* _EXERCISE PROMPT_:
Copy every line of the records below word for word, omitting the pictures.
--- Start ---
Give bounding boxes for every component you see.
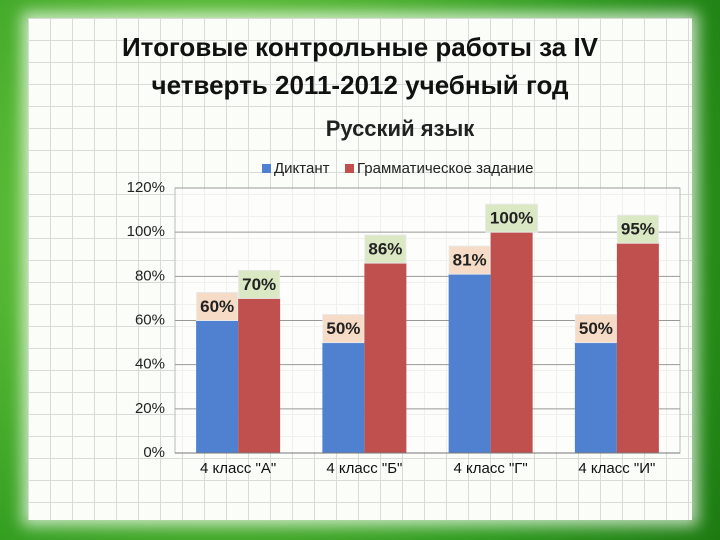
value-label: 81% <box>453 251 487 270</box>
legend-swatch <box>345 164 354 173</box>
chart-subtitle: Русский язык <box>326 116 476 141</box>
value-label-box <box>196 292 239 321</box>
y-tick-label: 40% <box>135 356 165 373</box>
y-tick-label: 60% <box>135 311 165 328</box>
legend-swatch <box>262 164 271 173</box>
value-label-box <box>364 234 407 264</box>
value-label-box <box>238 269 281 299</box>
value-label-box <box>574 314 617 344</box>
value-label: 100% <box>490 209 533 228</box>
y-tick-label: 120% <box>127 179 165 196</box>
bar <box>238 298 281 453</box>
legend-label: Диктант <box>274 160 330 177</box>
bar <box>616 243 659 453</box>
y-tick-label: 20% <box>135 400 165 417</box>
x-tick-label: 4 класс "Г" <box>453 460 527 477</box>
value-label-box <box>485 203 539 233</box>
value-label: 50% <box>579 319 613 338</box>
x-tick-label: 4 класс "И" <box>578 460 655 477</box>
bar <box>322 342 365 453</box>
slide-title: Итоговые контрольные работы за IV четвер… <box>121 32 599 100</box>
value-label: 86% <box>368 240 402 259</box>
value-label-box <box>616 214 659 244</box>
value-label: 70% <box>242 275 276 294</box>
value-label: 50% <box>326 319 360 338</box>
bar <box>448 274 491 453</box>
y-tick-label: 100% <box>127 223 165 240</box>
x-tick-label: 4 класс "А" <box>200 460 276 477</box>
bar <box>490 232 533 453</box>
bar <box>364 263 407 453</box>
legend-label: Грамматическое задание <box>357 160 533 177</box>
y-tick-label: 80% <box>135 267 165 284</box>
x-tick-label: 4 класс "Б" <box>326 460 402 477</box>
value-label: 95% <box>621 220 655 239</box>
bar <box>196 320 239 453</box>
value-label-box <box>448 245 491 275</box>
y-tick-label: 0% <box>143 444 165 461</box>
value-label: 60% <box>200 297 234 316</box>
value-label-box <box>322 314 365 344</box>
bar <box>574 342 617 453</box>
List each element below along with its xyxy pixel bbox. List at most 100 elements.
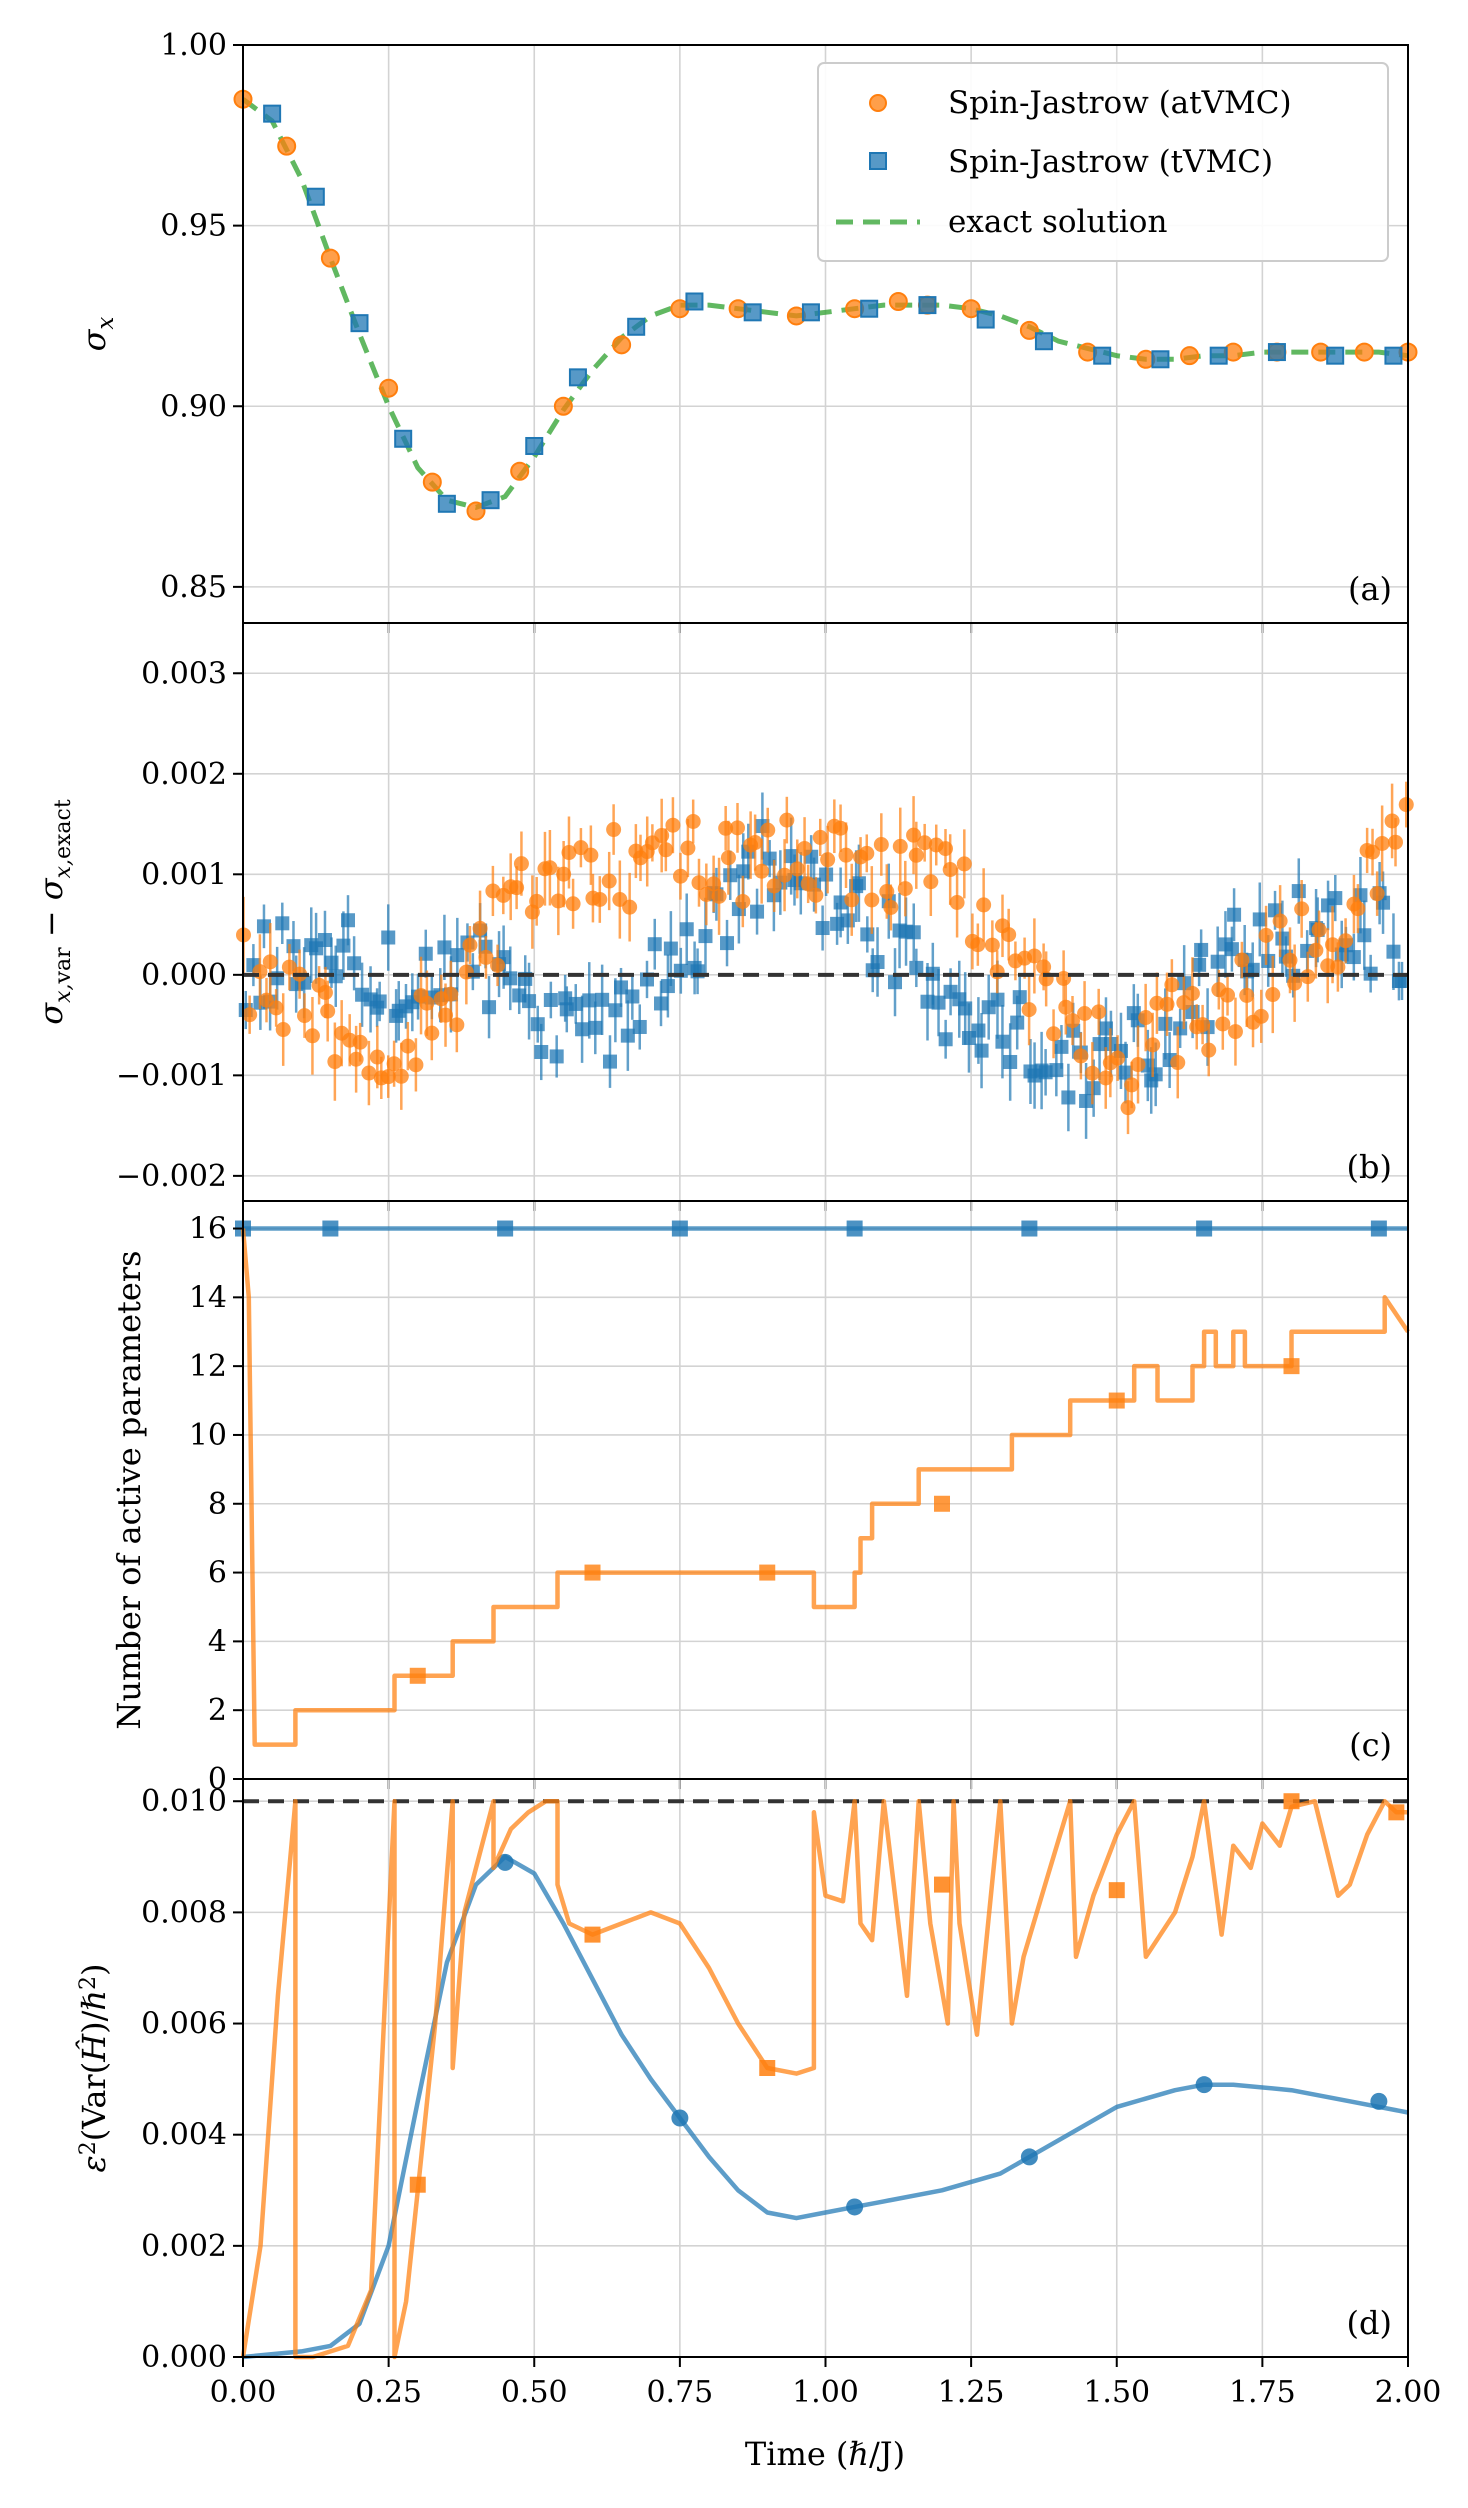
y-tick-label-c: 4 — [208, 1624, 227, 1659]
atvmc-point — [797, 840, 813, 856]
atvmc-point — [1365, 844, 1381, 860]
atvmc-point — [989, 964, 1005, 980]
tvmc-line — [242, 1854, 1409, 2360]
tvmc-point — [595, 992, 610, 1007]
atvmc-point — [789, 861, 805, 877]
atvmc-point — [665, 817, 681, 833]
panel-letter-d: (d) — [1347, 2304, 1392, 2342]
tvmc-point — [1328, 891, 1343, 906]
atvmc-point — [513, 856, 529, 872]
tvmc-point — [833, 895, 848, 910]
atvmc-point — [897, 881, 913, 897]
atvmc-point — [691, 875, 707, 891]
x-axis-label: Time (ℏ/J) — [745, 2435, 905, 2473]
tvmc-point — [1054, 1039, 1069, 1054]
atvmc-point — [1220, 987, 1236, 1003]
tvmc-point — [743, 303, 762, 322]
x-tick-label: 1.25 — [938, 2375, 1005, 2410]
atvmc-point — [908, 847, 924, 863]
tvmc-point — [1034, 332, 1053, 351]
tvmc-marker — [1021, 1220, 1038, 1237]
y-tick-label-a: 0.90 — [160, 389, 227, 424]
atvmc-marker — [409, 1667, 426, 1684]
grid-c — [242, 1201, 1409, 1780]
y-tick-label-b: 0.002 — [141, 757, 227, 792]
atvmc-marker — [1388, 1804, 1405, 1821]
tvmc-point — [1158, 1016, 1173, 1031]
series-a — [233, 89, 1418, 521]
atvmc-point — [1350, 901, 1366, 917]
atvmc-point — [685, 813, 701, 829]
tvmc-point — [534, 1044, 549, 1059]
tvmc-point — [663, 941, 678, 956]
tvmc-point — [372, 994, 387, 1009]
tvmc-point — [1346, 950, 1361, 965]
tvmc-point — [522, 994, 537, 1009]
y-tick-label-c: 16 — [189, 1212, 227, 1247]
tvmc-marker — [1370, 2092, 1388, 2110]
y-tick-label-b: 0.000 — [141, 958, 227, 993]
atvmc-point — [1058, 999, 1074, 1015]
atvmc-point — [1374, 835, 1390, 851]
y-tick-label-c: 8 — [208, 1487, 227, 1522]
panel-b: −0.002 −0.001 0.000 0.001 0.002 0.003 σx,var … — [32, 622, 1414, 1211]
atvmc-point — [760, 822, 776, 838]
series-c — [235, 1220, 1410, 1747]
atvmc-point — [779, 812, 795, 828]
tvmc-marker — [1196, 1220, 1213, 1237]
x-tick-label: 1.75 — [1229, 2375, 1296, 2410]
tvmc-point — [976, 310, 995, 329]
tvmc-point — [971, 1023, 986, 1038]
atvmc-point — [380, 1069, 396, 1085]
tvmc-point — [1386, 944, 1401, 959]
atvmc-point — [1388, 834, 1404, 850]
series-b — [236, 781, 1414, 1139]
atvmc-point — [1201, 1042, 1217, 1058]
tvmc-point — [679, 922, 694, 937]
tvmc-point — [920, 994, 935, 1009]
tvmc-point — [723, 868, 738, 883]
tvmc-point — [931, 995, 946, 1010]
tvmc-point — [1357, 928, 1372, 943]
x-ticks: 0.00 0.25 0.50 0.75 1.00 1.25 1.50 1.75 2.00 — [210, 2375, 1442, 2410]
tvmc-point — [1086, 1081, 1101, 1096]
atvmc-point — [800, 876, 816, 892]
atvmc-marker — [1283, 1358, 1300, 1375]
x-tick-label: 0.50 — [501, 2375, 568, 2410]
atvmc-point — [408, 1057, 424, 1073]
tvmc-point — [1192, 957, 1207, 972]
tvmc-point — [1092, 1037, 1107, 1052]
y-tick-label-a: 0.85 — [160, 570, 227, 605]
atvmc-point — [1330, 959, 1346, 975]
atvmc-point — [1258, 927, 1274, 943]
tvmc-point — [437, 494, 456, 513]
y-ticks-b: −0.002 −0.001 0.000 0.001 0.002 0.003 — [116, 656, 1409, 1211]
atvmc-point — [361, 1065, 377, 1081]
legend-atvmc-label: Spin-Jastrow (atVMC) — [948, 85, 1292, 121]
y-tick-label-d: 0.010 — [141, 1784, 227, 1819]
atvmc-point — [556, 866, 572, 882]
tvmc-point — [1252, 912, 1267, 927]
atvmc-point — [424, 1025, 440, 1041]
atvmc-point — [1021, 1002, 1037, 1018]
atvmc-point — [1073, 1048, 1089, 1064]
y-tick-label-d: 0.002 — [141, 2229, 227, 2264]
y-tick-label-a: 1.00 — [160, 28, 227, 63]
y-tick-label-c: 6 — [208, 1556, 227, 1591]
tvmc-point — [815, 921, 830, 936]
y-tick-label-b: 0.003 — [141, 656, 227, 691]
tvmc-point — [698, 929, 713, 944]
atvmc-point — [1294, 901, 1310, 917]
y-tick-label-c: 2 — [208, 1693, 227, 1728]
atvmc-point — [917, 835, 933, 851]
tvmc-point — [1118, 1065, 1133, 1080]
atvmc-point — [1164, 977, 1180, 993]
atvmc-point — [777, 867, 793, 883]
legend-frame — [817, 62, 1389, 262]
y-tick-label-a: 0.95 — [160, 209, 227, 244]
tvmc-point — [381, 930, 396, 945]
atvmc-marker — [759, 1564, 776, 1581]
tvmc-point — [568, 996, 583, 1011]
tvmc-point — [1148, 1067, 1163, 1082]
--- End ---
* _RESPONSE TO THE TASK_:
Give bounding boxes for every component you see.
value-label: 81% <box>453 251 487 270</box>
legend-swatch <box>345 164 354 173</box>
chart-subtitle: Русский язык <box>326 116 476 141</box>
value-label-box <box>196 292 239 321</box>
y-tick-label: 40% <box>135 356 165 373</box>
y-tick-label: 60% <box>135 311 165 328</box>
legend-swatch <box>262 164 271 173</box>
value-label-box <box>364 234 407 264</box>
value-label-box <box>238 269 281 299</box>
value-label-box <box>574 314 617 344</box>
value-label: 100% <box>490 209 533 228</box>
y-tick-label: 120% <box>127 179 165 196</box>
bar <box>238 298 281 453</box>
legend-label: Диктант <box>274 160 330 177</box>
bar <box>616 243 659 453</box>
y-tick-label: 20% <box>135 400 165 417</box>
x-tick-label: 4 класс "Г" <box>453 460 527 477</box>
value-label-box <box>485 203 539 233</box>
value-label: 50% <box>579 319 613 338</box>
x-tick-label: 4 класс "И" <box>578 460 655 477</box>
bar <box>322 342 365 453</box>
slide-title: Итоговые контрольные работы за IV четвер… <box>121 32 599 100</box>
value-label: 86% <box>368 240 402 259</box>
value-label-box <box>616 214 659 244</box>
value-label: 70% <box>242 275 276 294</box>
value-label: 50% <box>326 319 360 338</box>
bar <box>448 274 491 453</box>
y-tick-label: 100% <box>127 223 165 240</box>
x-tick-label: 4 класс "А" <box>200 460 276 477</box>
bar <box>490 232 533 453</box>
bar <box>364 263 407 453</box>
legend-label: Грамматическое задание <box>357 160 533 177</box>
y-tick-label: 80% <box>135 267 165 284</box>
x-tick-label: 4 класс "Б" <box>326 460 402 477</box>
value-label: 95% <box>621 220 655 239</box>
bar <box>196 320 239 453</box>
value-label-box <box>448 245 491 275</box>
y-tick-label: 0% <box>143 444 165 461</box>
value-label: 60% <box>200 297 234 316</box>
value-label-box <box>322 314 365 344</box>
bar <box>574 342 617 453</box>
List each element below along with its xyxy pixel bbox. List at most 100 elements.
y-tick-label-c: 4 — [208, 1624, 227, 1659]
atvmc-point — [797, 840, 813, 856]
atvmc-point — [1365, 844, 1381, 860]
atvmc-point — [989, 964, 1005, 980]
tvmc-line — [242, 1854, 1409, 2360]
tvmc-point — [595, 992, 610, 1007]
atvmc-point — [789, 861, 805, 877]
atvmc-point — [665, 817, 681, 833]
panel-letter-d: (d) — [1347, 2304, 1392, 2342]
tvmc-point — [1328, 891, 1343, 906]
atvmc-point — [513, 856, 529, 872]
tvmc-point — [833, 895, 848, 910]
atvmc-point — [897, 881, 913, 897]
atvmc-point — [691, 875, 707, 891]
x-axis-label: Time (ℏ/J) — [745, 2435, 905, 2473]
tvmc-point — [1054, 1039, 1069, 1054]
atvmc-point — [1220, 987, 1236, 1003]
tvmc-point — [743, 303, 762, 322]
x-tick-label: 1.25 — [938, 2375, 1005, 2410]
atvmc-point — [908, 847, 924, 863]
tvmc-point — [1034, 332, 1053, 351]
tvmc-marker — [1021, 1220, 1038, 1237]
y-tick-label-a: 0.90 — [160, 389, 227, 424]
atvmc-marker — [409, 1667, 426, 1684]
grid-c — [242, 1201, 1409, 1780]
y-tick-label-b: 0.002 — [141, 757, 227, 792]
atvmc-marker — [1388, 1804, 1405, 1821]
tvmc-point — [1158, 1016, 1173, 1031]
series-a — [233, 89, 1418, 521]
atvmc-point — [1350, 901, 1366, 917]
atvmc-point — [685, 813, 701, 829]
tvmc-point — [534, 1044, 549, 1059]
tvmc-point — [663, 941, 678, 956]
tvmc-point — [372, 994, 387, 1009]
tvmc-point — [1346, 950, 1361, 965]
tvmc-point — [522, 994, 537, 1009]
y-tick-label-c: 16 — [189, 1212, 227, 1247]
tvmc-marker — [1370, 2092, 1388, 2110]
y-tick-label-b: 0.000 — [141, 958, 227, 993]
atvmc-point — [1058, 999, 1074, 1015]
atvmc-point — [1374, 835, 1390, 851]
y-tick-label-c: 8 — [208, 1487, 227, 1522]
panel-b: −0.002 −0.001 0.000 0.001 0.002 0.003 σx,var … — [32, 622, 1414, 1211]
atvmc-point — [760, 822, 776, 838]
series-c — [235, 1220, 1410, 1747]
atvmc-point — [779, 812, 795, 828]
tvmc-marker — [1196, 1220, 1213, 1237]
x-tick-label: 1.75 — [1229, 2375, 1296, 2410]
tvmc-point — [976, 310, 995, 329]
tvmc-point — [971, 1023, 986, 1038]
atvmc-point — [380, 1069, 396, 1085]
tvmc-point — [1386, 944, 1401, 959]
atvmc-point — [1388, 834, 1404, 850]
series-b — [236, 781, 1414, 1139]
atvmc-point — [1201, 1042, 1217, 1058]
tvmc-point — [679, 922, 694, 937]
tvmc-point — [920, 994, 935, 1009]
tvmc-point — [723, 868, 738, 883]
tvmc-point — [931, 995, 946, 1010]
tvmc-point — [1357, 928, 1372, 943]
x-ticks: 0.00 0.25 0.50 0.75 1.00 1.25 1.50 1.75 2.00 — [210, 2375, 1442, 2410]
tvmc-point — [1086, 1081, 1101, 1096]
atvmc-point — [800, 876, 816, 892]
atvmc-marker — [1283, 1358, 1300, 1375]
x-tick-label: 0.50 — [501, 2375, 568, 2410]
atvmc-point — [408, 1057, 424, 1073]
tvmc-point — [1192, 957, 1207, 972]
tvmc-point — [1092, 1037, 1107, 1052]
y-tick-label-a: 0.85 — [160, 570, 227, 605]
atvmc-point — [1330, 959, 1346, 975]
atvmc-point — [1258, 927, 1274, 943]
tvmc-point — [437, 494, 456, 513]
y-ticks-b: −0.002 −0.001 0.000 0.001 0.002 0.003 — [116, 656, 1409, 1211]
atvmc-point — [361, 1065, 377, 1081]
legend-atvmc-label: Spin-Jastrow (atVMC) — [948, 85, 1292, 121]
y-tick-label-d: 0.010 — [141, 1784, 227, 1819]
atvmc-point — [556, 866, 572, 882]
tvmc-point — [1252, 912, 1267, 927]
atvmc-point — [424, 1025, 440, 1041]
atvmc-point — [1021, 1002, 1037, 1018]
atvmc-point — [1073, 1048, 1089, 1064]
y-tick-label-d: 0.002 — [141, 2229, 227, 2264]
y-tick-label-a: 1.00 — [160, 28, 227, 63]
y-tick-label-c: 6 — [208, 1556, 227, 1591]
tvmc-point — [815, 921, 830, 936]
y-tick-label-b: 0.003 — [141, 656, 227, 691]
tvmc-point — [698, 929, 713, 944]
atvmc-point — [1294, 901, 1310, 917]
y-tick-label-c: 2 — [208, 1693, 227, 1728]
atvmc-point — [917, 835, 933, 851]
tvmc-point — [1118, 1065, 1133, 1080]
atvmc-point — [1164, 977, 1180, 993]
atvmc-point — [777, 867, 793, 883]
legend-frame — [817, 62, 1389, 262]
y-tick-label-a: 0.95 — [160, 209, 227, 244]
tvmc-point — [381, 930, 396, 945]
atvmc-marker — [759, 1564, 776, 1581]
tvmc-point — [568, 996, 583, 1011]
tvmc-point — [1148, 1067, 1163, 1082]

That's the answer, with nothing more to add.